## Instructions for the task
Read through the data and report every line in which the word "JSON" occurs.

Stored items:
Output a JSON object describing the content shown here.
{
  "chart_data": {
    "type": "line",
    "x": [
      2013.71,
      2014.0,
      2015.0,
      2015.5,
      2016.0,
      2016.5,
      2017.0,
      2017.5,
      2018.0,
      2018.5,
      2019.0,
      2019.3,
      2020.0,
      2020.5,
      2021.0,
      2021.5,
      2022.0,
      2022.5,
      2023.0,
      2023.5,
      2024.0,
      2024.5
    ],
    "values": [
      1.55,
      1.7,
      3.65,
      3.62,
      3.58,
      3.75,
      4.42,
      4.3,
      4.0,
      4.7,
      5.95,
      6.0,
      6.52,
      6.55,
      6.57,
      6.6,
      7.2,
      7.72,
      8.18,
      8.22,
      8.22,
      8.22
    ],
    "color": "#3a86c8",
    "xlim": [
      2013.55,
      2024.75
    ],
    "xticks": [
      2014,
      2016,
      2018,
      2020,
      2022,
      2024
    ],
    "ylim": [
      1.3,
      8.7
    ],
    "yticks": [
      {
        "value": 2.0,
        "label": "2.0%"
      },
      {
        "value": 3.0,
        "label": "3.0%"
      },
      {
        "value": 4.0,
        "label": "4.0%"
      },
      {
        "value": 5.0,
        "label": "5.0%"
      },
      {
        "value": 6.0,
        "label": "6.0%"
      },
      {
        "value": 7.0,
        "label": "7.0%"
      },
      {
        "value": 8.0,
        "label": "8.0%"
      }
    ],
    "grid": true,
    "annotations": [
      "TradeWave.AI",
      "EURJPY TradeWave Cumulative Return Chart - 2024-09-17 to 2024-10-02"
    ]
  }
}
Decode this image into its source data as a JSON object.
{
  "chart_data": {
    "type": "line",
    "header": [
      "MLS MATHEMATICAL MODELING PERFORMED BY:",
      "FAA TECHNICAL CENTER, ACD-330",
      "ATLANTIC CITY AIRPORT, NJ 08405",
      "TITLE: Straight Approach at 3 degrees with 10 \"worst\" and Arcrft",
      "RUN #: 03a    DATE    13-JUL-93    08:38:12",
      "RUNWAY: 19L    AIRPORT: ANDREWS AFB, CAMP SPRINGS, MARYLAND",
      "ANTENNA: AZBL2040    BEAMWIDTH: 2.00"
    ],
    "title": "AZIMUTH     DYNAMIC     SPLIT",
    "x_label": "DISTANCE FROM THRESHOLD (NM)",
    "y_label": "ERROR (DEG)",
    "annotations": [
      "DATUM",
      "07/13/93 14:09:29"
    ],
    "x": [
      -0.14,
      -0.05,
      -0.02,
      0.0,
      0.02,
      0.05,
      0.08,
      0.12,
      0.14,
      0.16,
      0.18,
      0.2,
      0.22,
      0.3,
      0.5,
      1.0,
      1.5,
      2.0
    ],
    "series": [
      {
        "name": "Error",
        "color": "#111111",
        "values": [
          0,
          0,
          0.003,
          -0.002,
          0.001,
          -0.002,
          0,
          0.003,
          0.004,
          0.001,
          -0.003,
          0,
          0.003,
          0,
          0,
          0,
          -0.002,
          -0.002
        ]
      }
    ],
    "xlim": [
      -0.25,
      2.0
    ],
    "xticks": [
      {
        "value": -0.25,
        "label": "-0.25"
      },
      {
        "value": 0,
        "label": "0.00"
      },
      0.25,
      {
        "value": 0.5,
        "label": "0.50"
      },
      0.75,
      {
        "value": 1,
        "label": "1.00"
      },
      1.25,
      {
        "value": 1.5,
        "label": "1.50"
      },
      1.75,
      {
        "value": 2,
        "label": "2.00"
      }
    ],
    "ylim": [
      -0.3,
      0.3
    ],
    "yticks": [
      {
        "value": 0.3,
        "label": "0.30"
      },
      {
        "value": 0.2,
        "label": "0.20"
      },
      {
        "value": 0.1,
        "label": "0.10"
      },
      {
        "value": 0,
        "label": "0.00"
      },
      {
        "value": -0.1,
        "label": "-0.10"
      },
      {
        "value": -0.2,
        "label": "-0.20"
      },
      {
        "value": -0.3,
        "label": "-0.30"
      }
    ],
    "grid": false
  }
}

## Answer to the task
Output a JSON object describing the content shown here.
Decode this image into its source data as a JSON object.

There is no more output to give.